(Figure record listings)
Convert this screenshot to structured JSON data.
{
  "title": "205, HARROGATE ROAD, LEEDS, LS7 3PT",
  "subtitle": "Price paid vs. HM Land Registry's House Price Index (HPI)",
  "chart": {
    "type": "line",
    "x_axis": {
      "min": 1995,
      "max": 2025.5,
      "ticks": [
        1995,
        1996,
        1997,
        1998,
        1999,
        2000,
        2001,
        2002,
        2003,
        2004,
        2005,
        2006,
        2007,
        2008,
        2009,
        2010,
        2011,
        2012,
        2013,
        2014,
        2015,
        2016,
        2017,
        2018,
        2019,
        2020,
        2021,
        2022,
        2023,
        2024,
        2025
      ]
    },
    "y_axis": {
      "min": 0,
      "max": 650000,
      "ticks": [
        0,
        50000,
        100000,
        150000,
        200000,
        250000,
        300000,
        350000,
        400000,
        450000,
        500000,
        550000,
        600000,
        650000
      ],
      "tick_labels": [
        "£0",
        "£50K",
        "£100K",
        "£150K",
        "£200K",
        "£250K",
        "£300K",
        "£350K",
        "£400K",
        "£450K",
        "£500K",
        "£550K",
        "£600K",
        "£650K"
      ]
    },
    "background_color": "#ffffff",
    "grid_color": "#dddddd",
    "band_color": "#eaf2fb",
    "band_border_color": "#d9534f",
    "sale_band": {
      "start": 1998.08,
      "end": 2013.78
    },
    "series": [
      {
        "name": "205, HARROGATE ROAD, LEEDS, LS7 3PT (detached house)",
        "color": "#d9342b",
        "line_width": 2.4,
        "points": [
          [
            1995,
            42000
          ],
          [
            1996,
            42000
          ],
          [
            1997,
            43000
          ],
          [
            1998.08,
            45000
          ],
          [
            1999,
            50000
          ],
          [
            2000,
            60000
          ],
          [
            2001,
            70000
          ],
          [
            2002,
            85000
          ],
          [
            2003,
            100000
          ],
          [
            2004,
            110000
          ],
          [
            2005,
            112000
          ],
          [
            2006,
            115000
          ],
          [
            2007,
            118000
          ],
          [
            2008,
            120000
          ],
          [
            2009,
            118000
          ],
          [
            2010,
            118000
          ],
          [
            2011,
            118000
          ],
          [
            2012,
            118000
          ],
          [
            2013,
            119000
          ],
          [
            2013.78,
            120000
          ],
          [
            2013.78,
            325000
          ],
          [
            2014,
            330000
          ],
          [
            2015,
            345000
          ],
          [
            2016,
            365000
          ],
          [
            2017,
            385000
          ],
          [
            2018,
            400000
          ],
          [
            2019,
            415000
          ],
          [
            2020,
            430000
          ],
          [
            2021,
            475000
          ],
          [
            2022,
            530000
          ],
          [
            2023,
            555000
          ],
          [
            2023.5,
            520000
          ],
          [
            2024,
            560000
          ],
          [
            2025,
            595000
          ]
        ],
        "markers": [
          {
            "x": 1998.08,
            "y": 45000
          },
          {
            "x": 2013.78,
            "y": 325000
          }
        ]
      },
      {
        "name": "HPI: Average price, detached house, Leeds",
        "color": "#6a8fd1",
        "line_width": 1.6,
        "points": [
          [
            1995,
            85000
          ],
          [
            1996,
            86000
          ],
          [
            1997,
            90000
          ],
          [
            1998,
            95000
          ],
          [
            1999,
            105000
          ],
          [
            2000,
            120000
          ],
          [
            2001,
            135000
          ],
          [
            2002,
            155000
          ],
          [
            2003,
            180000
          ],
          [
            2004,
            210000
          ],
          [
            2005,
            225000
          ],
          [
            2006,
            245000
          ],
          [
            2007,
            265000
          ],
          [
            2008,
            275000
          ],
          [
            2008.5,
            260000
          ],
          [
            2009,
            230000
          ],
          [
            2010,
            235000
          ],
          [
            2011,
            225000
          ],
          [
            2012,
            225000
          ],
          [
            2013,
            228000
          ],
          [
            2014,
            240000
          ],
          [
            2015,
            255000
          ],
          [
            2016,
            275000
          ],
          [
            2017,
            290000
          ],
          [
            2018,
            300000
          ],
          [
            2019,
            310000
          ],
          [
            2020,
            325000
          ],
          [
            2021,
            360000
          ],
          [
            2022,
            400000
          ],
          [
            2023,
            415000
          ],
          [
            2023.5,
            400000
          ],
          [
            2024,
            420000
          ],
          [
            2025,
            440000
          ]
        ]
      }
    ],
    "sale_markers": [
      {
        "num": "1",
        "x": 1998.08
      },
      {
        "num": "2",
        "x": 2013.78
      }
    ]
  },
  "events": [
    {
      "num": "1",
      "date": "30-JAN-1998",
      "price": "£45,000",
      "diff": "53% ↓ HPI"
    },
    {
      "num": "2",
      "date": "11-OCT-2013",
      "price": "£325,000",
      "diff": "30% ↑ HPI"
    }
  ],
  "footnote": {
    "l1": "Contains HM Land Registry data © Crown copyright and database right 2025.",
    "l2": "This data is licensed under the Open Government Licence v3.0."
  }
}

▶ _Written exercise_: Write out each line of the data above again, exactly as given.

▶ _Right answer_:
Convert this screenshot to structured JSON data.
{
  "title": "205, HARROGATE ROAD, LEEDS, LS7 3PT",
  "subtitle": "Price paid vs. HM Land Registry's House Price Index (HPI)",
  "chart": {
    "type": "line",
    "x_axis": {
      "min": 1995,
      "max": 2025.5,
      "ticks": [
        1995,
        1996,
        1997,
        1998,
        1999,
        2000,
        2001,
        2002,
        2003,
        2004,
        2005,
        2006,
        2007,
        2008,
        2009,
        2010,
        2011,
        2012,
        2013,
        2014,
        2015,
        2016,
        2017,
        2018,
        2019,
        2020,
        2021,
        2022,
        2023,
        2024,
        2025
      ]
    },
    "y_axis": {
      "min": 0,
      "max": 650000,
      "ticks": [
        0,
        50000,
        100000,
        150000,
        200000,
        250000,
        300000,
        350000,
        400000,
        450000,
        500000,
        550000,
        600000,
        650000
      ],
      "tick_labels": [
        "£0",
        "£50K",
        "£100K",
        "£150K",
        "£200K",
        "£250K",
        "£300K",
        "£350K",
        "£400K",
        "£450K",
        "£500K",
        "£550K",
        "£600K",
        "£650K"
      ]
    },
    "background_color": "#ffffff",
    "grid_color": "#dddddd",
    "band_color": "#eaf2fb",
    "band_border_color": "#d9534f",
    "sale_band": {
      "start": 1998.08,
      "end": 2013.78
    },
    "series": [
      {
        "name": "205, HARROGATE ROAD, LEEDS, LS7 3PT (detached house)",
        "color": "#d9342b",
        "line_width": 2.4,
        "points": [
          [
            1995,
            42000
          ],
          [
            1996,
            42000
          ],
          [
            1997,
            43000
          ],
          [
            1998.08,
            45000
          ],
          [
            1999,
            50000
          ],
          [
            2000,
            60000
          ],
          [
            2001,
            70000
          ],
          [
            2002,
            85000
          ],
          [
            2003,
            100000
          ],
          [
            2004,
            110000
          ],
          [
            2005,
            112000
          ],
          [
            2006,
            115000
          ],
          [
            2007,
            118000
          ],
          [
            2008,
            120000
          ],
          [
            2009,
            118000
          ],
          [
            2010,
            118000
          ],
          [
            2011,
            118000
          ],
          [
            2012,
            118000
          ],
          [
            2013,
            119000
          ],
          [
            2013.78,
            120000
          ],
          [
            2013.78,
            325000
          ],
          [
            2014,
            330000
          ],
          [
            2015,
            345000
          ],
          [
            2016,
            365000
          ],
          [
            2017,
            385000
          ],
          [
            2018,
            400000
          ],
          [
            2019,
            415000
          ],
          [
            2020,
            430000
          ],
          [
            2021,
            475000
          ],
          [
            2022,
            530000
          ],
          [
            2023,
            555000
          ],
          [
            2023.5,
            520000
          ],
          [
            2024,
            560000
          ],
          [
            2025,
            595000
          ]
        ],
        "markers": [
          {
            "x": 1998.08,
            "y": 45000
          },
          {
            "x": 2013.78,
            "y": 325000
          }
        ]
      },
      {
        "name": "HPI: Average price, detached house, Leeds",
        "color": "#6a8fd1",
        "line_width": 1.6,
        "points": [
          [
            1995,
            85000
          ],
          [
            1996,
            86000
          ],
          [
            1997,
            90000
          ],
          [
            1998,
            95000
          ],
          [
            1999,
            105000
          ],
          [
            2000,
            120000
          ],
          [
            2001,
            135000
          ],
          [
            2002,
            155000
          ],
          [
            2003,
            180000
          ],
          [
            2004,
            210000
          ],
          [
            2005,
            225000
          ],
          [
            2006,
            245000
          ],
          [
            2007,
            265000
          ],
          [
            2008,
            275000
          ],
          [
            2008.5,
            260000
          ],
          [
            2009,
            230000
          ],
          [
            2010,
            235000
          ],
          [
            2011,
            225000
          ],
          [
            2012,
            225000
          ],
          [
            2013,
            228000
          ],
          [
            2014,
            240000
          ],
          [
            2015,
            255000
          ],
          [
            2016,
            275000
          ],
          [
            2017,
            290000
          ],
          [
            2018,
            300000
          ],
          [
            2019,
            310000
          ],
          [
            2020,
            325000
          ],
          [
            2021,
            360000
          ],
          [
            2022,
            400000
          ],
          [
            2023,
            415000
          ],
          [
            2023.5,
            400000
          ],
          [
            2024,
            420000
          ],
          [
            2025,
            440000
          ]
        ]
      }
    ],
    "sale_markers": [
      {
        "num": "1",
        "x": 1998.08
      },
      {
        "num": "2",
        "x": 2013.78
      }
    ]
  },
  "events": [
    {
      "num": "1",
      "date": "30-JAN-1998",
      "price": "£45,000",
      "diff": "53% ↓ HPI"
    },
    {
      "num": "2",
      "date": "11-OCT-2013",
      "price": "£325,000",
      "diff": "30% ↑ HPI"
    }
  ],
  "footnote": {
    "l1": "Contains HM Land Registry data © Crown copyright and database right 2025.",
    "l2": "This data is licensed under the Open Government Licence v3.0."
  }
}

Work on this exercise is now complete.